Items from a dataset
-- Begin --
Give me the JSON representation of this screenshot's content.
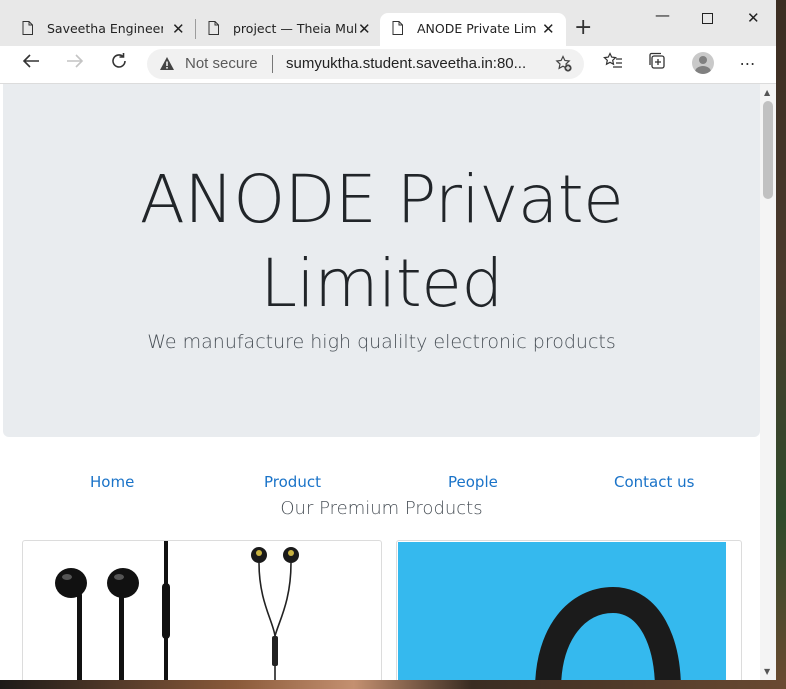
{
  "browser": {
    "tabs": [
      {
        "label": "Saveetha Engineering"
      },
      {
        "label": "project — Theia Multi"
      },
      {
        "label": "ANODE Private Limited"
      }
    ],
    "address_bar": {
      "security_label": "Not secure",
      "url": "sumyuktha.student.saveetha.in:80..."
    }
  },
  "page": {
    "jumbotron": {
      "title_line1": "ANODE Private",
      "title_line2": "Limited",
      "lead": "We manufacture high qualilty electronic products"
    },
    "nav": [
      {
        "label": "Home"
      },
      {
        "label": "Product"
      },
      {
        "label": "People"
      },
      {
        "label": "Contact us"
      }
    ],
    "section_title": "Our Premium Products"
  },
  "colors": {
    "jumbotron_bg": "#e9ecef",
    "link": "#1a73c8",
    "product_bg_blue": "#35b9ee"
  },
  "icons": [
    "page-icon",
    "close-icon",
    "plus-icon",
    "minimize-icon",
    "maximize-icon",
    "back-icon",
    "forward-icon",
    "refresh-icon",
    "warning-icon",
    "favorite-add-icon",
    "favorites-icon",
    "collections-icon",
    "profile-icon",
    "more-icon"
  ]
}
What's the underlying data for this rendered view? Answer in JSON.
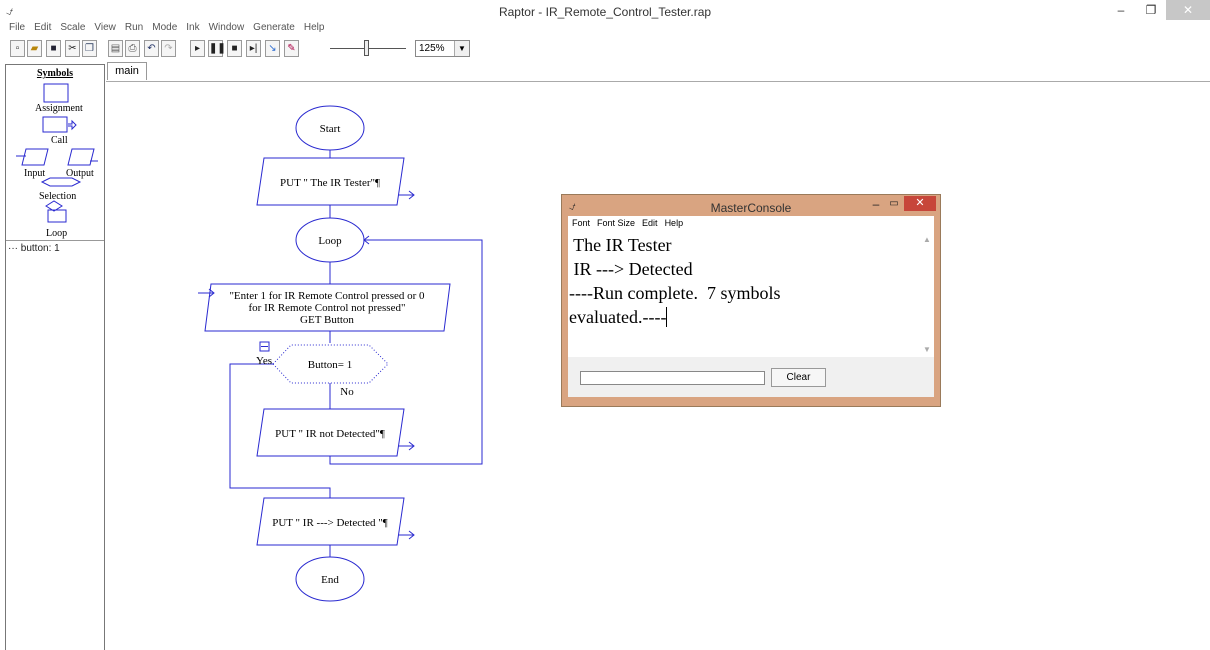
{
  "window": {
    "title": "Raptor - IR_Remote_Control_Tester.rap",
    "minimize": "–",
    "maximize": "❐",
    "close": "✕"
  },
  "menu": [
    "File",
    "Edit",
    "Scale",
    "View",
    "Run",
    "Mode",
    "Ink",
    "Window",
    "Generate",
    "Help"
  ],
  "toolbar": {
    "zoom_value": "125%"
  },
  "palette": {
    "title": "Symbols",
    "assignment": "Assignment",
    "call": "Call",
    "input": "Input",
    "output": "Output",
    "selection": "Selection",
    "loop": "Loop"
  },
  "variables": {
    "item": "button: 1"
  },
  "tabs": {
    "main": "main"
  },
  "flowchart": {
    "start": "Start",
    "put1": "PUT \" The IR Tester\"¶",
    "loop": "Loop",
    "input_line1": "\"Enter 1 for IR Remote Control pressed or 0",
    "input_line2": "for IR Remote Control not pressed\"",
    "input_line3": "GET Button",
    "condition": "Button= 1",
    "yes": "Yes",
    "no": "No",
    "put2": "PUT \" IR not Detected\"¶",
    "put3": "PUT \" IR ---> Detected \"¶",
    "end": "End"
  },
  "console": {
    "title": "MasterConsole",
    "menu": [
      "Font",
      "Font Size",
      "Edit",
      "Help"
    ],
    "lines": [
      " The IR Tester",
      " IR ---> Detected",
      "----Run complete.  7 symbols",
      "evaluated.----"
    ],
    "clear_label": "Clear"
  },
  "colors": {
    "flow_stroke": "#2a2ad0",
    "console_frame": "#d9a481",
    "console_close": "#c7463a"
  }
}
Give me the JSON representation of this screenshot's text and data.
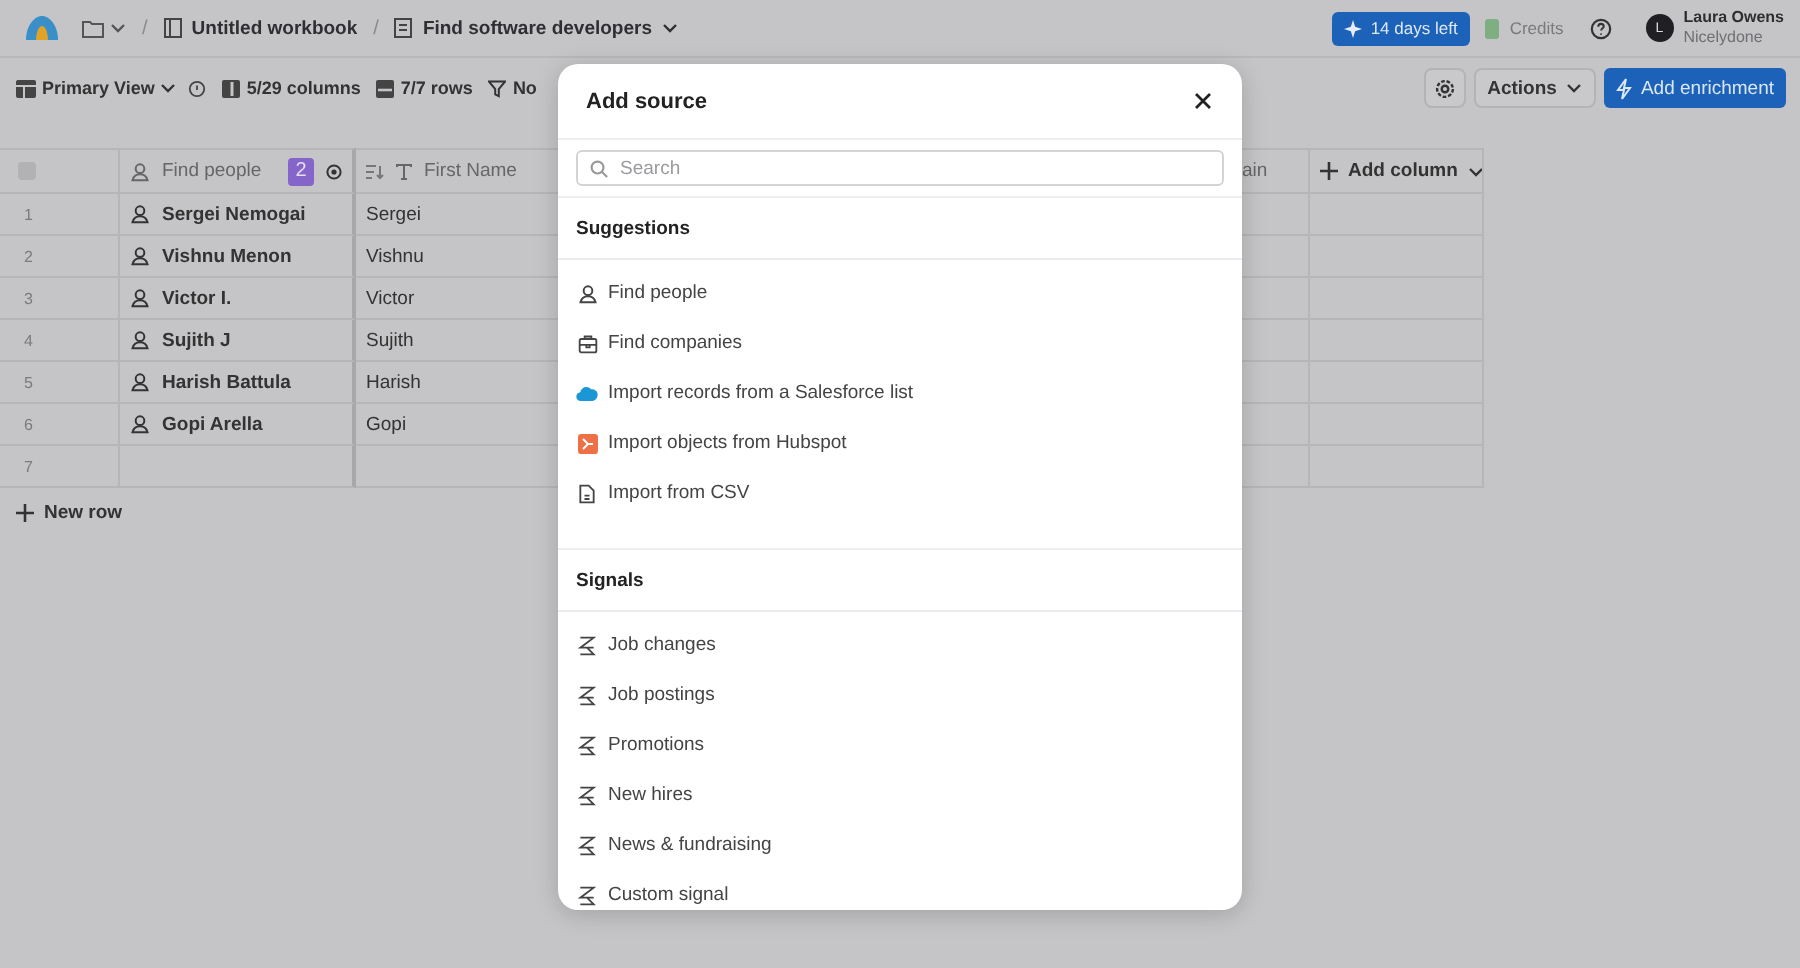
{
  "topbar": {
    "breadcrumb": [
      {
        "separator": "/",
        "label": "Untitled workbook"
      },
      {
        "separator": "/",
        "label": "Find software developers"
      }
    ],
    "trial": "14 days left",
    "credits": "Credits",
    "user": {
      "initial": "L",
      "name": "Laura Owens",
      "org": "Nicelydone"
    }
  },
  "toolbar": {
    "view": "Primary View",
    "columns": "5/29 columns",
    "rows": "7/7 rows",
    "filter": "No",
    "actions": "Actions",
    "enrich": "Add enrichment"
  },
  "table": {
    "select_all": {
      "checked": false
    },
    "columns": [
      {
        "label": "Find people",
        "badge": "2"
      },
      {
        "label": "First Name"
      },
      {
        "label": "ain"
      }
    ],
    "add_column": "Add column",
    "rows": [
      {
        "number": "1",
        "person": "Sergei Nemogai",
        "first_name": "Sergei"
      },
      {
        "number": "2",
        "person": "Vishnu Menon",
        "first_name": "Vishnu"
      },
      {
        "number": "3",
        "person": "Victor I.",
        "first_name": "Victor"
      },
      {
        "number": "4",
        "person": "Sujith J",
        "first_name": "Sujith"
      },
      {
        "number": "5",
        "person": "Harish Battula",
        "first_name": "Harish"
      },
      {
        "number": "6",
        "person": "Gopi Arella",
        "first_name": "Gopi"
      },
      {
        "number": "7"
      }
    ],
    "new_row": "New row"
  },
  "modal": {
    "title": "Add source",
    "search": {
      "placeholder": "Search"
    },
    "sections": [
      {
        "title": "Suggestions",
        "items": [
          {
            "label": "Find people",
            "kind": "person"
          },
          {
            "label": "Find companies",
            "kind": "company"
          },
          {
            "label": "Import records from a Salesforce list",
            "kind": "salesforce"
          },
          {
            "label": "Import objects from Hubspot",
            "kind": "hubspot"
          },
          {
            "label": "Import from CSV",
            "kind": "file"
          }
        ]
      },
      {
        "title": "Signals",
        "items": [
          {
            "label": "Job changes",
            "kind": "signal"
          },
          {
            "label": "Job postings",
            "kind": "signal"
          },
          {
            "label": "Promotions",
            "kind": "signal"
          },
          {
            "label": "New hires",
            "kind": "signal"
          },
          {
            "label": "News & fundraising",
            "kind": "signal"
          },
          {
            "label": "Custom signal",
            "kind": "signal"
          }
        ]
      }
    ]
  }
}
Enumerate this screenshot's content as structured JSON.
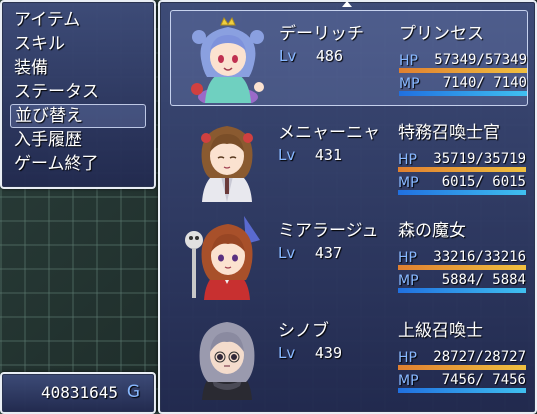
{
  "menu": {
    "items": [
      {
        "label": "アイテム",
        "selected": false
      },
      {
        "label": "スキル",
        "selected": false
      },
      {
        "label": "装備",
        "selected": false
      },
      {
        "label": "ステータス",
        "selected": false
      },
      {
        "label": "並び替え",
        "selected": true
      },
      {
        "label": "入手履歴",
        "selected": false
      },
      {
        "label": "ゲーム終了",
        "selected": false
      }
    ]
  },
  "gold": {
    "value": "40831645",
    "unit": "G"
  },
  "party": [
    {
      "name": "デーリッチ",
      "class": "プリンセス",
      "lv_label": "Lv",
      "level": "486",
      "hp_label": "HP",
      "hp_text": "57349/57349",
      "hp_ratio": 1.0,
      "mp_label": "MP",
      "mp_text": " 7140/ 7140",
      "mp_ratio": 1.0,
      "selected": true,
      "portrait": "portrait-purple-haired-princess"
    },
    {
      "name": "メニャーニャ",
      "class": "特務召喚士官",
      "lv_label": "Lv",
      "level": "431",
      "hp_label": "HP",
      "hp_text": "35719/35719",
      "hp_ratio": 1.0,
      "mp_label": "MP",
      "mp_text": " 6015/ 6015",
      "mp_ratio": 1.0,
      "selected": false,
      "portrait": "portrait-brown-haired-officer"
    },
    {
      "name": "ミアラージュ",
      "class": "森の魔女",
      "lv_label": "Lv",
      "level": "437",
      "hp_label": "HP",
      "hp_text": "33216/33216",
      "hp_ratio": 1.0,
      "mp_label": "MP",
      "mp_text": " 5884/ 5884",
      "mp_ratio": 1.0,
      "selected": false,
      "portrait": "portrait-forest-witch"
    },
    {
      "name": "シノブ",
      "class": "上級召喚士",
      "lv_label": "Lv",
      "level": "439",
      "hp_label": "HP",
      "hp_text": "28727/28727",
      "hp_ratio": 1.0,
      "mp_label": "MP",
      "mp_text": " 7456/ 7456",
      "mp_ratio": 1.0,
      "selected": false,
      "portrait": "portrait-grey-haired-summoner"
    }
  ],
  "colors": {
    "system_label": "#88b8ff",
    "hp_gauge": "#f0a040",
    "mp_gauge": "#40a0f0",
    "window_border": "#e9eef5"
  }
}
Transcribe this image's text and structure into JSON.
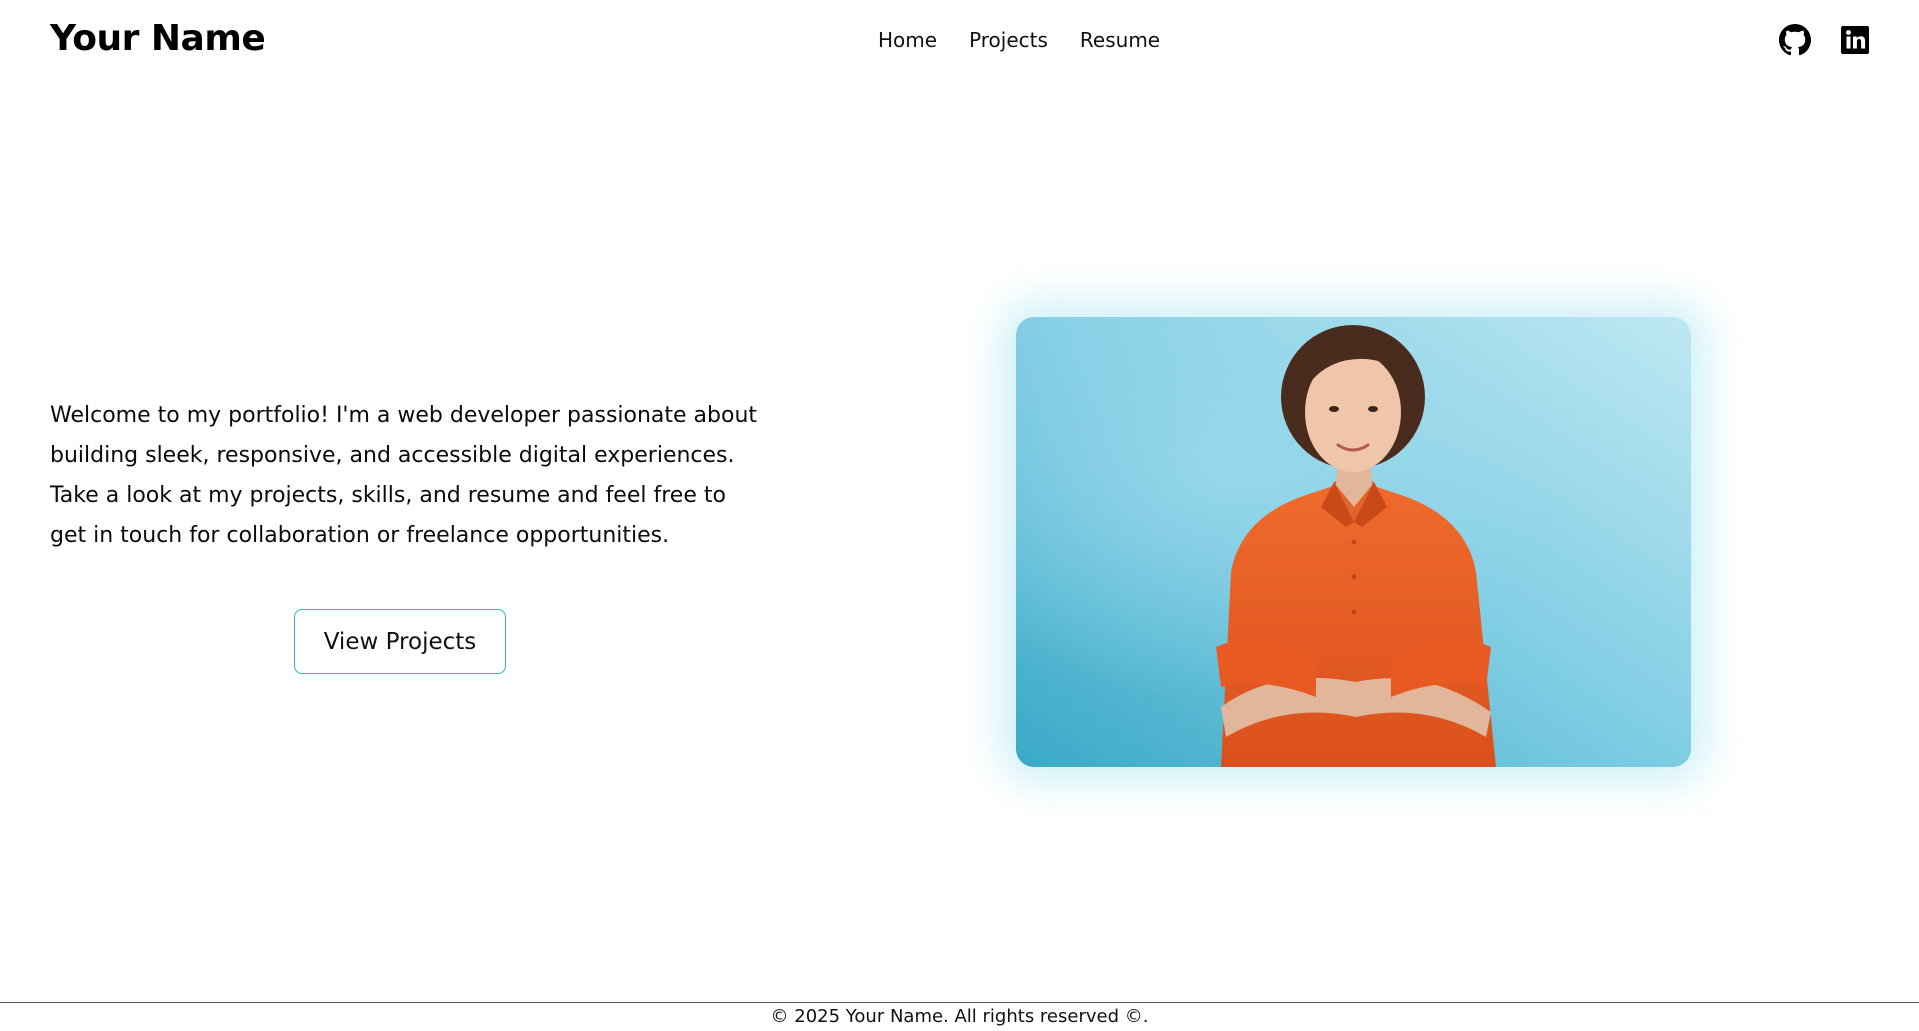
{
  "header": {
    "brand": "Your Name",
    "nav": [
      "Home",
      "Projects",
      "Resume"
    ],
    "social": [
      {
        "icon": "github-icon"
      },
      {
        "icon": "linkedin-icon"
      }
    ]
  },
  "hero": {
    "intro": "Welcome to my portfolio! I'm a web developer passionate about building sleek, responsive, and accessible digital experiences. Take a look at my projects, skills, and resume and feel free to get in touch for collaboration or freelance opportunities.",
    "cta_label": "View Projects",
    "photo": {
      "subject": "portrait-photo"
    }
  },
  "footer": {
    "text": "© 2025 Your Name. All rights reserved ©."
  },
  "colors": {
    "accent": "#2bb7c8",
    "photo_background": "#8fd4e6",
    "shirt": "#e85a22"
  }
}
-- End --
• **Task directions**: Using the material above, state how many lines include the string "Find". Answer with a single number.

• **Response**: 4